> Written instruction: Draw out every line with the word "tiskárna" from the listing below.

> Part of a data file:
>> Start

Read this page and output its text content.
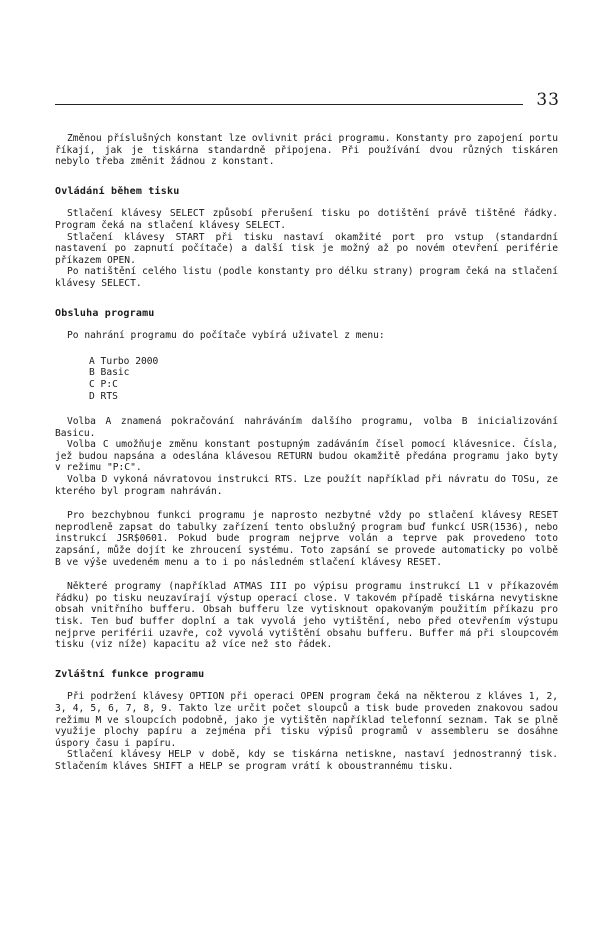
33

Změnou příslušných konstant lze ovlivnit práci programu. Konstanty pro zapojení portu říkají, jak je tiskárna standardně připojena. Při používání dvou různých tiskáren nebylo třeba změnit žádnou z konstant.

Ovládání během tisku

Stlačení klávesy SELECT způsobí přerušení tisku po dotištění právě tištěné řádky. Program čeká na stlačení klávesy SELECT.

Stlačení klávesy START při tisku nastaví okamžité port pro vstup (standardní nastavení po zapnutí počítače) a další tisk je možný až po novém otevření periférie příkazem OPEN.

Po natištění celého listu (podle konstanty pro délku strany) program čeká na stlačení klávesy SELECT.

Obsluha programu

Po nahrání programu do počítače vybírá uživatel z menu:

A Turbo 2000
B Basic
C P:C
D RTS

Volba A znamená pokračování nahráváním dalšího programu, volba B inicializování Basicu.

Volba C umožňuje změnu konstant postupným zadáváním čísel pomocí klávesnice. Čísla, jež budou napsána a odeslána klávesou RETURN budou okamžitě předána programu jako byty v režimu "P:C".

Volba D vykoná návratovou instrukci RTS. Lze použít například při návratu do TOSu, ze kterého byl program nahráván.

Pro bezchybnou funkci programu je naprosto nezbytné vždy po stlačení klávesy RESET neprodleně zapsat do tabulky zařízení tento obslužný program buď funkcí USR(1536), nebo instrukcí JSR$0601. Pokud bude program nejprve volán a teprve pak provedeno toto zapsání, může dojít ke zhroucení systému. Toto zapsání se provede automaticky po volbě B ve výše uvedeném menu a to i po následném stlačení klávesy RESET.

Některé programy (například ATMAS III po výpisu programu instrukcí L1 v příkazovém řádku) po tisku neuzavírají výstup operací close. V takovém případě tiskárna nevytiskne obsah vnitřního bufferu. Obsah bufferu lze vytisknout opakovaným použitím příkazu pro tisk. Ten buď buffer doplní a tak vyvolá jeho vytištění, nebo před otevřením výstupu nejprve periférii uzavře, což vyvolá vytištění obsahu bufferu. Buffer má při sloupcovém tisku (viz níže) kapacitu až více než sto řádek.

Zvláštní funkce programu

Při podržení klávesy OPTION při operaci OPEN program čeká na některou z kláves 1, 2, 3, 4, 5, 6, 7, 8, 9. Takto lze určit počet sloupců a tisk bude proveden znakovou sadou režimu M ve sloupcích podobně, jako je vytištěn například telefonní seznam. Tak se plně využije plochy papíru a zejména při tisku výpisů programů v assembleru se dosáhne úspory času i papíru.

Stlačení klávesy HELP v době, kdy se tiskárna netiskne, nastaví jednostranný tisk. Stlačením kláves SHIFT a HELP se program vrátí k oboustrannému tisku.
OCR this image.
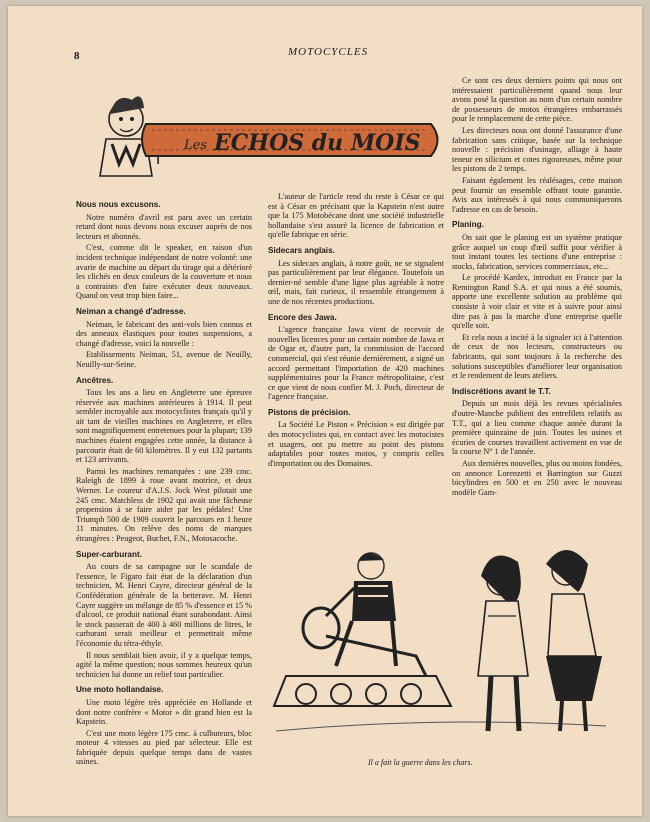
8	MOTOCYCLES
Les ECHOS du MOIS
Nous nous excusons.

Notre numéro d'avril est paru avec un certain retard dont nous devons nous excuser auprès de nos lecteurs et abonnés.

C'est, comme dit le speaker, en raison d'un incident technique indépendant de notre volonté: une avarie de machine au départ du tirage qui a détérioré les clichés en deux couleurs de la couverture et nous a contraints d'en faire exécuter deux nouveaux. Quand on veut trop bien faire...

Neiman a changé d'adresse.

Neiman, le fabricant des anti-vols bien connus et des anneaux élastiques pour toutes suspensions, a changé d'adresse, voici la nouvelle :

Etablissements Neiman, 51, avenue de Neuilly, Neuilly-sur-Seine.

Ancêtres.

Tous les ans a lieu en Angleterre une épreuve réservée aux machines antérieures à 1914. Il peut sembler incroyable aux motocyclistes français qu'il y ait tant de vieilles machines en Angleterre, et elles sont magnifiquement entretenues pour la plupart; 139 machines étaient engagées cette année, la distance à parcourir était de 60 kilomètres. Il y eut 132 partants et 123 arrivants.

Parmi les machines remarquées : une 239 cmc. Raleigh de 1899 à roue avant motrice, et deux Werner. Le coureur d'A.J.S. Jock West pilotait une 245 cmc. Matchless de 1902 qui avait une fâcheuse propension à se faire aider par les pédales! Une Triumph 500 de 1909 couvrit le parcours en 1 heure 11 minutes. On relève des noms de marques étrangères : Peugeot, Buchet, F.N., Motosacoche.

Super-carburant.

Au cours de sa campagne sur le scandale de l'essence, le Figaro fait état de la déclaration d'un technicien, M. Henri Cayre, directeur général de la Confédération générale de la betterave. M. Henri Cayre suggère un mélange de 85 % d'essence et 15 % d'alcool, ce produit national étant surabondant. Ainsi le stock passerait de 400 à 460 millions de litres, le carburant serait meilleur et permettrait même l'économie du tétra-éthyle.

Il nous semblait bien avoir, il y a quelque temps, agité la même question; nous sommes heureux qu'un technicien lui donne un relief tout particulier.

Une moto hollandaise.

Une moto légère très appréciée en Hollande et dont notre confrère « Motor » dit grand bien est la Kapstein.

C'est une moto légère 175 cmc. à culbuteurs, bloc moteur 4 vitesses au pied par sélecteur. Elle est fabriquée depuis quelque temps dans de vastes usines.

L'auteur de l'article rend du reste à César ce qui est à César en précisant que la Kapstein n'est autre que la 175 Motobécane dont une société industrielle hollandaise s'est assuré la licence de fabrication et qu'elle fabrique en série.

Sidecars anglais.

Les sidecars anglais, à notre goût, ne se signalent pas particulièrement par leur élégance. Toutefois un dernier-né semble d'une ligne plus agréable à notre œil, mais, fait curieux, il ressemble étrangement à une de nos récentes productions.

Encore des Jawa.

L'agence française Jawa vient de recevoir de nouvelles licences pour un certain nombre de Jawa et de Ogar et, d'autre part, la commission de l'accord commercial, qui s'est réunie dernièrement, a signé un accord permettant l'importation de 420 machines supplémentaires pour la France métropolitaine, c'est ce que vient de nous confier M. J. Poch, directeur de l'agence française.

Pistons de précision.

La Société Le Piston « Précision » est dirigée par des motocyclistes qui, en contact avec les motocistes et usagers, ont pu mettre au point des pistons adaptables pour toutes motos, y compris celles d'importation ou des Domaines.

Ce sont ces deux derniers points qui nous ont intéressaient particulièrement quand nous leur avons posé la question au nom d'un certain nombre de possesseurs de motos étrangères embarrassés pour le remplacement de cette pièce.

Les directeurs nous ont donné l'assurance d'une fabrication sans critique, basée sur la technique nouvelle : précision d'usinage, alliage à haute teneur en silicium et cotes rigoureuses, même pour les pistons de 2 temps.

Faisant également les réalésages, cette maison peut fournir un ensemble offrant toute garantie. Avis aux intéressés à qui nous communiquerons l'adresse en cas de besoin.

Planing.

On sait que le planing est un système pratique grâce auquel un coup d'œil suffit pour vérifier à tout instant toutes les sections d'une entreprise : stocks, fabrication, services commerciaux, etc...

Le procédé Kardex, introduit en France par la Remington Rand S.A. et qui nous a été soumis, apporte une excellente solution au problème qui consiste à voir clair et vite et à suivre pour ainsi dire pas à pas la marche d'une entreprise quelle qu'elle soit.

Et cela nous a incité à la signaler ici à l'attention de ceux de nos lecteurs, constructeurs ou fabricants, qui sont toujours à la recherche des solutions susceptibles d'améliorer leur organisation et le rendement de leurs ateliers.

Indiscrétions avant le T.T.

Depuis un mois déjà les revues spécialisées d'outre-Manche publient des entrefilets relatifs au T.T., qui a lieu comme chaque année durant la première quinzaine de juin. Toutes les usines et écuries de courses travaillent activement en vue de la course N° 1 de l'année.

Aux dernières nouvelles, plus ou moins fondées, on annonce Lorenzetti et Barrington sur Guzzi bicylindres en 500 et en 250 avec le nouveau modèle Gam-

Il a fait la guerre dans les chars.
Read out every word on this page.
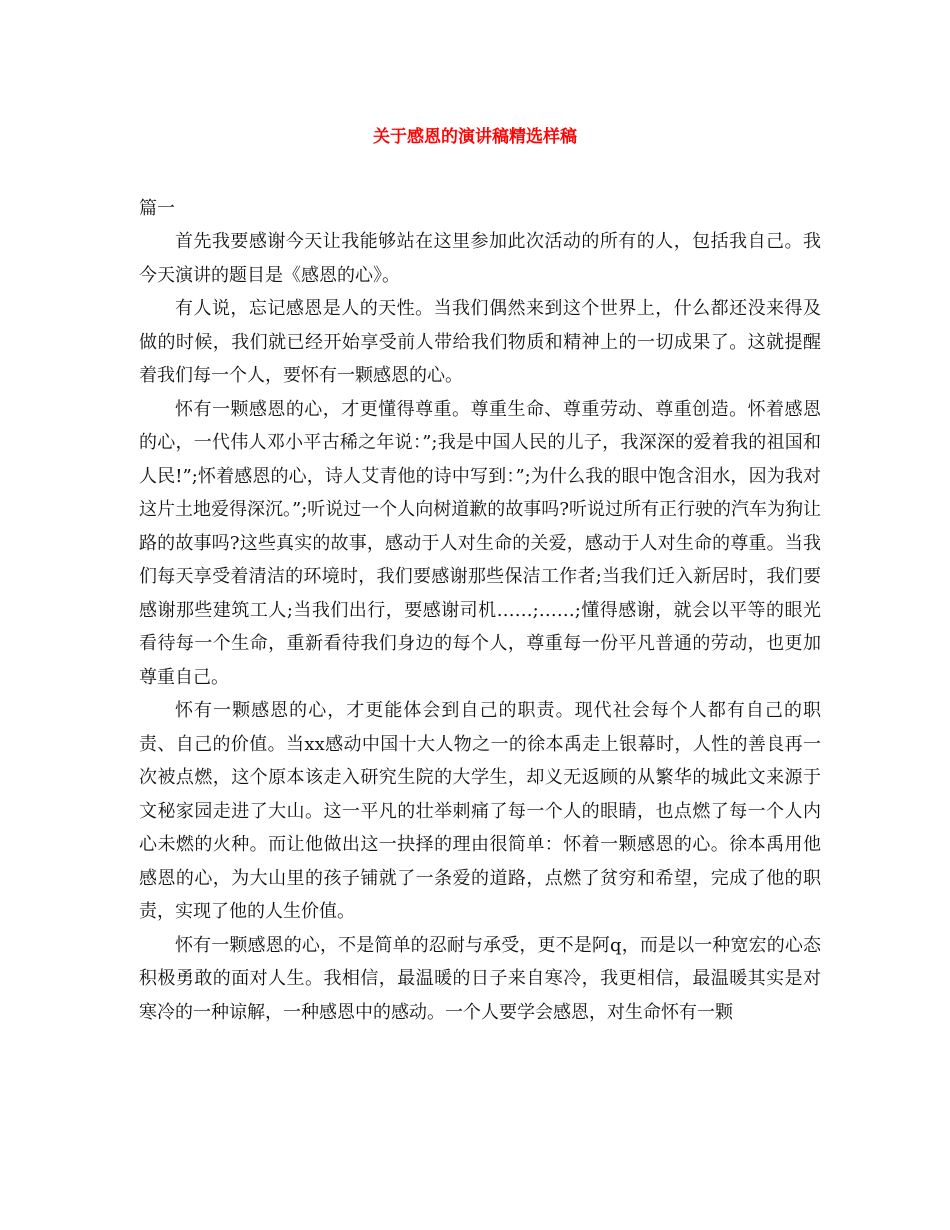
关于感恩的演讲稿精选样稿

篇一

首先我要感谢今天让我能够站在这里参加此次活动的所有的人，包括我自己。我今天演讲的题目是《感恩的心》。

有人说，忘记感恩是人的天性。当我们偶然来到这个世界上，什么都还没来得及做的时候，我们就已经开始享受前人带给我们物质和精神上的一切成果了。这就提醒着我们每一个人，要怀有一颗感恩的心。

怀有一颗感恩的心，才更懂得尊重。尊重生命、尊重劳动、尊重创造。怀着感恩的心，一代伟人邓小平古稀之年说：”;我是中国人民的儿子，我深深的爱着我的祖国和人民!”;怀着感恩的心，诗人艾青他的诗中写到：”;为什么我的眼中饱含泪水，因为我对这片土地爱得深沉。”;听说过一个人向树道歉的故事吗?听说过所有正行驶的汽车为狗让路的故事吗?这些真实的故事，感动于人对生命的关爱，感动于人对生命的尊重。当我们每天享受着清洁的环境时，我们要感谢那些保洁工作者;当我们迁入新居时，我们要感谢那些建筑工人;当我们出行，要感谢司机……;……;懂得感谢，就会以平等的眼光看待每一个生命，重新看待我们身边的每个人，尊重每一份平凡普通的劳动，也更加尊重自己。

怀有一颗感恩的心，才更能体会到自己的职责。现代社会每个人都有自己的职责、自己的价值。当xx感动中国十大人物之一的徐本禹走上银幕时，人性的善良再一次被点燃，这个原本该走入研究生院的大学生，却义无返顾的从繁华的城此文来源于文秘家园走进了大山。这一平凡的壮举刺痛了每一个人的眼睛，也点燃了每一个人内心未燃的火种。而让他做出这一抉择的理由很简单：怀着一颗感恩的心。徐本禹用他感恩的心，为大山里的孩子铺就了一条爱的道路，点燃了贫穷和希望，完成了他的职责，实现了他的人生价值。

怀有一颗感恩的心，不是简单的忍耐与承受，更不是阿q，而是以一种宽宏的心态积极勇敢的面对人生。我相信，最温暖的日子来自寒冷，我更相信，最温暖其实是对寒冷的一种谅解，一种感恩中的感动。一个人要学会感恩，对生命怀有一颗
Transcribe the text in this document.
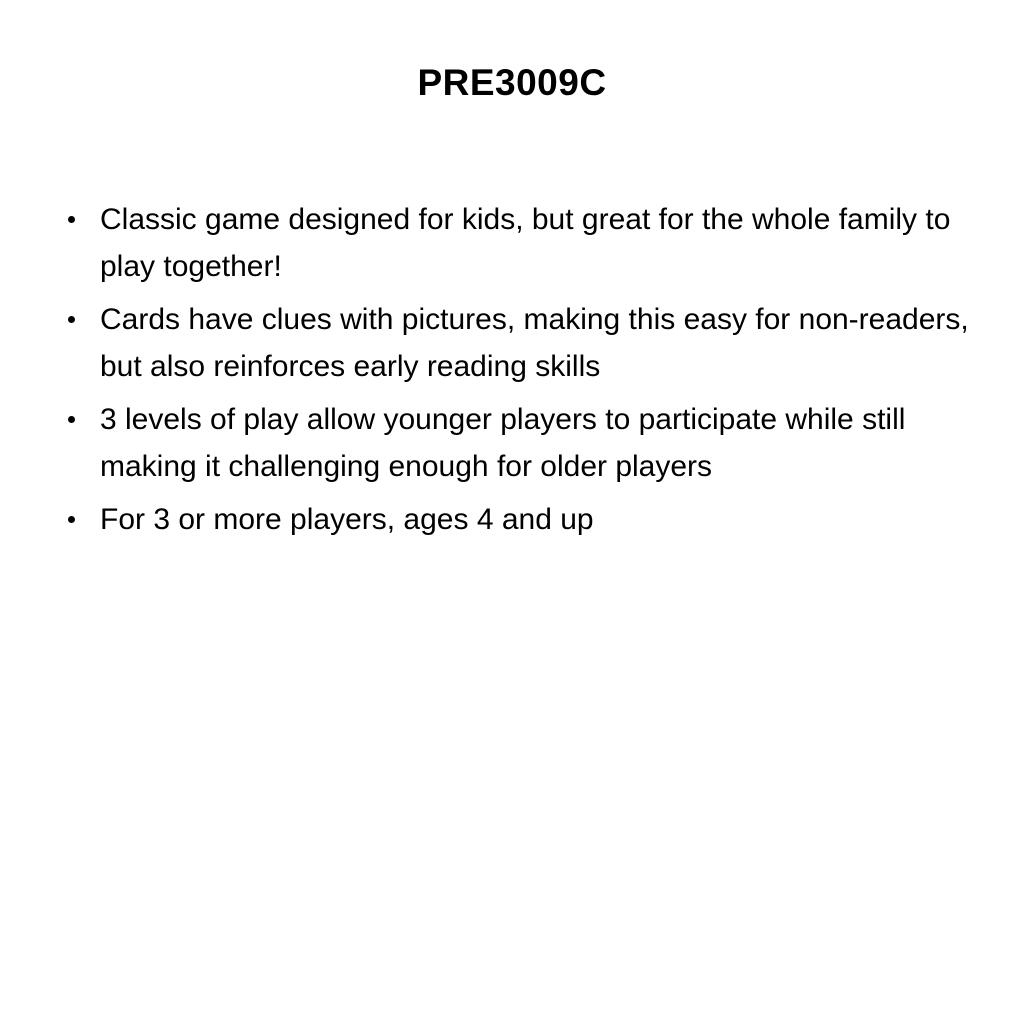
PRE3009C
Classic game designed for kids, but great for the whole family to play together!
Cards have clues with pictures, making this easy for non-readers, but also reinforces early reading skills
3 levels of play allow younger players to participate while still making it challenging enough for older players
For 3 or more players, ages 4 and up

>> End

> Task output:
Změnou příslušných konstant lze ovlivnit práci programu. Konstanty pro zapojení portu říkají, jak je tiskárna standardně připojena. Při používání dvou různých tiskáren nebylo třeba změnit žádnou z konstant.
Některé programy (například ATMAS III po výpisu programu instrukcí L1 v příkazovém řádku) po tisku neuzavírají výstup operací close. V takovém případě tiskárna nevytiskne obsah vnitřního bufferu. Obsah bufferu lze vytisknout opakovaným použitím příkazu pro tisk. Ten buď buffer doplní a tak vyvolá jeho vytištění, nebo před otevřením výstupu nejprve periférii uzavře, což vyvolá vytištění obsahu bufferu. Buffer má při sloupcovém tisku (viz níže) kapacitu až více než sto řádek.
Stlačení klávesy HELP v době, kdy se tiskárna netiskne, nastaví jednostranný tisk. Stlačením kláves SHIFT a HELP se program vrátí k oboustrannému tisku.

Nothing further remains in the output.